Copy every line of the following data that includes the string "Force".

↓↓↓

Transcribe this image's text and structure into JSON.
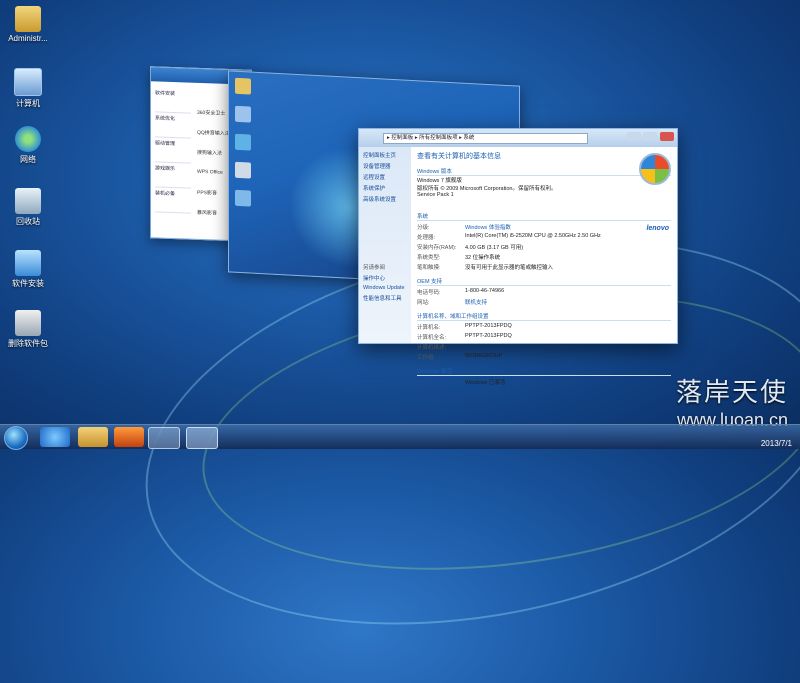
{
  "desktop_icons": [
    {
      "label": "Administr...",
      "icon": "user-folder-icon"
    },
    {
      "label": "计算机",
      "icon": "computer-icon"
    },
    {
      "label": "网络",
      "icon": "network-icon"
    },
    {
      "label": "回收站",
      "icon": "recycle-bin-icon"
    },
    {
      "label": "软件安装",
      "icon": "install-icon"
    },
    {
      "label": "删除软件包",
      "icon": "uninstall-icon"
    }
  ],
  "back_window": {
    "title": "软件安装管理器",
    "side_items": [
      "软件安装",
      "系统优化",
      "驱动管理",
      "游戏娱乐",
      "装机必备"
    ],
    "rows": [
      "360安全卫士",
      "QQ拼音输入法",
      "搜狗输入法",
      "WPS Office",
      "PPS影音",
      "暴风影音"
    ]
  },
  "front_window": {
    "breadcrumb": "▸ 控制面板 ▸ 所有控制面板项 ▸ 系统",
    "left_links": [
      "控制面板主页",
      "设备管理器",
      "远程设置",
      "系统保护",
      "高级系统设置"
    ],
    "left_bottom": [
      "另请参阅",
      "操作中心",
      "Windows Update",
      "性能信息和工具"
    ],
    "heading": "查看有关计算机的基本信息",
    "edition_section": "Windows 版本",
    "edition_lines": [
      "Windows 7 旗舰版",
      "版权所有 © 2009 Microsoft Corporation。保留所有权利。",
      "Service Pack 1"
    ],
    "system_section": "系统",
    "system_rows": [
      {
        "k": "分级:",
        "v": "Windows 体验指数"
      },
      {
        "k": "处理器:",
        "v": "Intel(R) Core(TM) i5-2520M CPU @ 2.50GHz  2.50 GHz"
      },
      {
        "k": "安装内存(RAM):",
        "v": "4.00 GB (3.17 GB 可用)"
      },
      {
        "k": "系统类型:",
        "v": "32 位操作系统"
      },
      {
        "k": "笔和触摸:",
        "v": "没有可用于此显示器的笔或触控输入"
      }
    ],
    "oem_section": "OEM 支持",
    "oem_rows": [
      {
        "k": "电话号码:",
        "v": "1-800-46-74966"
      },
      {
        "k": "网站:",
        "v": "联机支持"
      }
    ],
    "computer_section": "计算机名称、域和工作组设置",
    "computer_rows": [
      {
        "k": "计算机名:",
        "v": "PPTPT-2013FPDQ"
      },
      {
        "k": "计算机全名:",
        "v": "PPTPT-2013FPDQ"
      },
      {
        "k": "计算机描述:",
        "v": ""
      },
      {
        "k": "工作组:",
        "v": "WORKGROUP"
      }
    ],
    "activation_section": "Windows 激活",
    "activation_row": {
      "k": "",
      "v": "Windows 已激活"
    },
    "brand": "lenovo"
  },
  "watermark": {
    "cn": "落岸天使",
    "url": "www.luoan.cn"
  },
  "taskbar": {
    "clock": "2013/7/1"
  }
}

↑↑↑
↓↓↓

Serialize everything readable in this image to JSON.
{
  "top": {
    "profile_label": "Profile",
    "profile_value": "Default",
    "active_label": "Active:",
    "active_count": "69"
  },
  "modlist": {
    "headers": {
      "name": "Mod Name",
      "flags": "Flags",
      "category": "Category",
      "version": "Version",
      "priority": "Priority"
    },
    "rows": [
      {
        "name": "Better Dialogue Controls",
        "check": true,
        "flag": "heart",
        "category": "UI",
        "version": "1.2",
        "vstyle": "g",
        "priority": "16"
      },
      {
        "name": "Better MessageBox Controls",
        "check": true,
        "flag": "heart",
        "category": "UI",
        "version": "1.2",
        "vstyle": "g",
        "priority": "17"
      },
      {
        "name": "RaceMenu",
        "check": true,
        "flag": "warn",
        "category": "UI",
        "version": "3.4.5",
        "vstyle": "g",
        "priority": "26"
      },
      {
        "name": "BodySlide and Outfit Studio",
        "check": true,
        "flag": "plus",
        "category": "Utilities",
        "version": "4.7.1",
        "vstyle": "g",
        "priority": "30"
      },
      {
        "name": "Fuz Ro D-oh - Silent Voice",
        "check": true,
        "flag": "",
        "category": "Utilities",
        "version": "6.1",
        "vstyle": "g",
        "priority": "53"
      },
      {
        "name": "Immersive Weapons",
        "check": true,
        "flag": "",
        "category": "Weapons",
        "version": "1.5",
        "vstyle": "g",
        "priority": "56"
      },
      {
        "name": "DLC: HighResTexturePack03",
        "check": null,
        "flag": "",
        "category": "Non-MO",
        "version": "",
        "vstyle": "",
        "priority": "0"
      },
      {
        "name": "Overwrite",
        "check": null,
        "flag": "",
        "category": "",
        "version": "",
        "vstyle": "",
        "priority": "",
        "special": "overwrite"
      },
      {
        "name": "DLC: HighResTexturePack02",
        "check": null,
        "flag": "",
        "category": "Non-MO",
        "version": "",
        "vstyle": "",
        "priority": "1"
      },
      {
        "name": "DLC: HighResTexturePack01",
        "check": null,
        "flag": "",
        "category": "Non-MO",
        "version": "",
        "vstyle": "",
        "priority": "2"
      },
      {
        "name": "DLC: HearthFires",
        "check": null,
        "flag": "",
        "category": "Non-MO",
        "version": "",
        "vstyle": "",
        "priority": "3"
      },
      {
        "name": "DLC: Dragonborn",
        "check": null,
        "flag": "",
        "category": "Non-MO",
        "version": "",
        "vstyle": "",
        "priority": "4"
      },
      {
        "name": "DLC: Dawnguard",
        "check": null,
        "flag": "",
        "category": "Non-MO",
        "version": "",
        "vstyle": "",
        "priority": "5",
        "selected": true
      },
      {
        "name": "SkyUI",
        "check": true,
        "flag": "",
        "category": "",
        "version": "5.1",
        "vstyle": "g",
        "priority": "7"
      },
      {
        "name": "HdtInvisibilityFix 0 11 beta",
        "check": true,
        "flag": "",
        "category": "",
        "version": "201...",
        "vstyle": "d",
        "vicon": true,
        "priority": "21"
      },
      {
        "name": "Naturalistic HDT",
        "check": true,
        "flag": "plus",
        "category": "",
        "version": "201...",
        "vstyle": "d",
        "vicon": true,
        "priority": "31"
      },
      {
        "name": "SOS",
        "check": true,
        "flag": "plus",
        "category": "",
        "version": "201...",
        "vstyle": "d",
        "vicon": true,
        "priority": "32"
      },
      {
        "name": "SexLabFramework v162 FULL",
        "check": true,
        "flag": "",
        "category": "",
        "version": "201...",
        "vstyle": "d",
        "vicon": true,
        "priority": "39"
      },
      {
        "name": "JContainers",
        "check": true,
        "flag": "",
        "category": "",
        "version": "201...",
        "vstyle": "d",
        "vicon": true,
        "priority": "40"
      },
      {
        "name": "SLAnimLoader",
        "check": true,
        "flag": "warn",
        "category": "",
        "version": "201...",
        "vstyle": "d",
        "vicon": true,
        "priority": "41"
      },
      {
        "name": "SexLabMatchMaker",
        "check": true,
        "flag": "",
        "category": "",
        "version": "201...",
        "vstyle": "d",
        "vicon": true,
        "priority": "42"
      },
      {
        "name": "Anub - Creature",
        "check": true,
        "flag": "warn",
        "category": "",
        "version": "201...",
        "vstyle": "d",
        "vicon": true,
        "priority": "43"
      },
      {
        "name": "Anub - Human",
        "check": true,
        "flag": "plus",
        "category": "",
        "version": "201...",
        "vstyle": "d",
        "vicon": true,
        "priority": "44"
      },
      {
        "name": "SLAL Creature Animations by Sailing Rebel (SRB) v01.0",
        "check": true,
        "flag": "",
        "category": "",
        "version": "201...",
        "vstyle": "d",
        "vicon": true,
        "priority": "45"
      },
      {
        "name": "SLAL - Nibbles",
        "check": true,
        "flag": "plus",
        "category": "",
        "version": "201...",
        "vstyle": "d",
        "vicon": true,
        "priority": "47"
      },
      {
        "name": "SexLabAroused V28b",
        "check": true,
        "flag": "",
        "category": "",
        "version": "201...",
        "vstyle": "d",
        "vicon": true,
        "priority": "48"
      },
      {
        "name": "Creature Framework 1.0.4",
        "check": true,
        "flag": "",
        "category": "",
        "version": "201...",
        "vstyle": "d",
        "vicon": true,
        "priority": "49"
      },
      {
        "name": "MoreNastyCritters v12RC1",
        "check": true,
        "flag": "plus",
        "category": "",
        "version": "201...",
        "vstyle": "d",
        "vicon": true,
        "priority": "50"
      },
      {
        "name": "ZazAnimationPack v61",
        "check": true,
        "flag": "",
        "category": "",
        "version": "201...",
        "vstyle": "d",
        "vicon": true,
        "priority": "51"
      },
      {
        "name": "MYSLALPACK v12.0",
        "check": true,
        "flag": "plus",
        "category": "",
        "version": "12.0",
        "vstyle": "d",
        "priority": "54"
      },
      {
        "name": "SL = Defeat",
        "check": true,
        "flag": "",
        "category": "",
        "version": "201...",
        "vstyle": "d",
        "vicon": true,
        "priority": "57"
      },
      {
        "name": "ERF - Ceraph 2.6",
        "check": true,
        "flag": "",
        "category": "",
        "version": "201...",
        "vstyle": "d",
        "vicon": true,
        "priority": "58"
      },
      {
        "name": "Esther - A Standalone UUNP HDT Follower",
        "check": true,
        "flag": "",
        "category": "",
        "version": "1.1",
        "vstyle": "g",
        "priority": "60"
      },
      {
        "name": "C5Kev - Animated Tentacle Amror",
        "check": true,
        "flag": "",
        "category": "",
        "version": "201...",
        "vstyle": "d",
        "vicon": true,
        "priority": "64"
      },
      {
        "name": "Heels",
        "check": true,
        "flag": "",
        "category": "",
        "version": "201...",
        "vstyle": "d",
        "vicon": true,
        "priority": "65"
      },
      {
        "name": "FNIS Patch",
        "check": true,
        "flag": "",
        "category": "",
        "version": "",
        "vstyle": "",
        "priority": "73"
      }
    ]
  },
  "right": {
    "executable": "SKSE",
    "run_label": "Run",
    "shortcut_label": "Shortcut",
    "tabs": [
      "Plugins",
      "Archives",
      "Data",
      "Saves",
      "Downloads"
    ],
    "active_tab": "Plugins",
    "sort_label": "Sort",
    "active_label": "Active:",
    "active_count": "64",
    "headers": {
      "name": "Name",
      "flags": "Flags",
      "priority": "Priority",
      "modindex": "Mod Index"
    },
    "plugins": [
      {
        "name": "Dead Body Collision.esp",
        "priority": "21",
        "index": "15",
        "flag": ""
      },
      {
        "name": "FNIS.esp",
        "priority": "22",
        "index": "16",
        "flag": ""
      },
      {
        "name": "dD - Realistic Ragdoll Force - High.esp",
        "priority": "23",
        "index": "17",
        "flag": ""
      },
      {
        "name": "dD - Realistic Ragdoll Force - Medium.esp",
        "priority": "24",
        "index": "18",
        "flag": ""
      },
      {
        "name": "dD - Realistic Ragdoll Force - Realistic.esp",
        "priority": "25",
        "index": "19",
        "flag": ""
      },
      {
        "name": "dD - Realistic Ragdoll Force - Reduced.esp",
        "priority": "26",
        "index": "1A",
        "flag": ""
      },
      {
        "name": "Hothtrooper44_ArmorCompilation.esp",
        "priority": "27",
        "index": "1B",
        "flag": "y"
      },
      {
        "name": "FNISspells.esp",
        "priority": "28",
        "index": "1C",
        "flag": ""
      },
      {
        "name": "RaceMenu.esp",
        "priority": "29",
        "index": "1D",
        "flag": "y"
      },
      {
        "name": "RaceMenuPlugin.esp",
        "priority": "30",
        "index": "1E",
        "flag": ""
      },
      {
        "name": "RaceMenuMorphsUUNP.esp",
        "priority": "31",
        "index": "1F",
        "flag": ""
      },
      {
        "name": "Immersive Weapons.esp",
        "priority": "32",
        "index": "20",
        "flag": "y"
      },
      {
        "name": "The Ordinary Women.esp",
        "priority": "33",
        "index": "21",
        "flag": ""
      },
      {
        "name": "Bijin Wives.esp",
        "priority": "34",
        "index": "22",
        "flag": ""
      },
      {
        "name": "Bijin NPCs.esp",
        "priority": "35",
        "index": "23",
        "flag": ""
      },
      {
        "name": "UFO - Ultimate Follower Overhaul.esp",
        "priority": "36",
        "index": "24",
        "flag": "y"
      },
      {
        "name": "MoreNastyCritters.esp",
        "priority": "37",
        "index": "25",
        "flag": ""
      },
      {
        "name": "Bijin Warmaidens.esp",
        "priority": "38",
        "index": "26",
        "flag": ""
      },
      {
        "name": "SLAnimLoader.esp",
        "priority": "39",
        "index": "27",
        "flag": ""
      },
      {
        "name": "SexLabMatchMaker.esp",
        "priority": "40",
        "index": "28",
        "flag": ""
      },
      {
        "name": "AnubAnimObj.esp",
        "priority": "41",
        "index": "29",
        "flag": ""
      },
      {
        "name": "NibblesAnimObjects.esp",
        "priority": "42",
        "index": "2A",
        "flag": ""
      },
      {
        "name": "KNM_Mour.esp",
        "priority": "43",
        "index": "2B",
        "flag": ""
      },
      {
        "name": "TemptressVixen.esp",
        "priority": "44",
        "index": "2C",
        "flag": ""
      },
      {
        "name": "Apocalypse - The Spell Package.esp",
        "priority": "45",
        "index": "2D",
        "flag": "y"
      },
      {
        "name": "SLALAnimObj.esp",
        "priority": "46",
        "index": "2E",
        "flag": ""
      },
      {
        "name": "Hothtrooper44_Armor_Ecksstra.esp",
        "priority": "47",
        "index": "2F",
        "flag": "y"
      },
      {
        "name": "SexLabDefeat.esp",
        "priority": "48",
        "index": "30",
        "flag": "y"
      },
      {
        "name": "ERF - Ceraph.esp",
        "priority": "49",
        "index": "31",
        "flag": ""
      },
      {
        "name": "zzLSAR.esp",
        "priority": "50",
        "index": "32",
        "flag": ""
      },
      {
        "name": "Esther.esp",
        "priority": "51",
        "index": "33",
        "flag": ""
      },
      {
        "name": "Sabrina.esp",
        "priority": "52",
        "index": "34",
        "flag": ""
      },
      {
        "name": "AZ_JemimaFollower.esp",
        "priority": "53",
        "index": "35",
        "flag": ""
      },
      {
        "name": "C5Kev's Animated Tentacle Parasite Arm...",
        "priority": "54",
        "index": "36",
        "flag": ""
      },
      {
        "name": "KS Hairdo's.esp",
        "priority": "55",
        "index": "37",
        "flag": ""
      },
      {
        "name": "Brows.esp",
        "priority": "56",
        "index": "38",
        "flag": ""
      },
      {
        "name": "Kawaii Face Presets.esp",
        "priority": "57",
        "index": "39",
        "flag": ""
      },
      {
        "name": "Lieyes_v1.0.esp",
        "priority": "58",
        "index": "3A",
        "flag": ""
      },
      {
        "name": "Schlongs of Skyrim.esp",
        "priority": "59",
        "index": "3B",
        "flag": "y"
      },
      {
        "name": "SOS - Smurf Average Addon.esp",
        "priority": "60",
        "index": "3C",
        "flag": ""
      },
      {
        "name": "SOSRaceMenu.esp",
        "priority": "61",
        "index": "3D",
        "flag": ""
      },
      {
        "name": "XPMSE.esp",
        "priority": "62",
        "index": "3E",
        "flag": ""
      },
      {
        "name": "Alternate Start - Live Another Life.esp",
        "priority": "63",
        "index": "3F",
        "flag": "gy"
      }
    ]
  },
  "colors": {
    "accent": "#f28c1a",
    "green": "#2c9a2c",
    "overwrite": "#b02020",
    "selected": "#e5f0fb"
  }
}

↑↑↑

- Written answer -
        "name": "dD - Realistic Ragdoll Force - High.esp",
        "name": "dD - Realistic Ragdoll Force - Medium.esp",
        "name": "dD - Realistic Ragdoll Force - Realistic.esp",
        "name": "dD - Realistic Ragdoll Force - Reduced.esp",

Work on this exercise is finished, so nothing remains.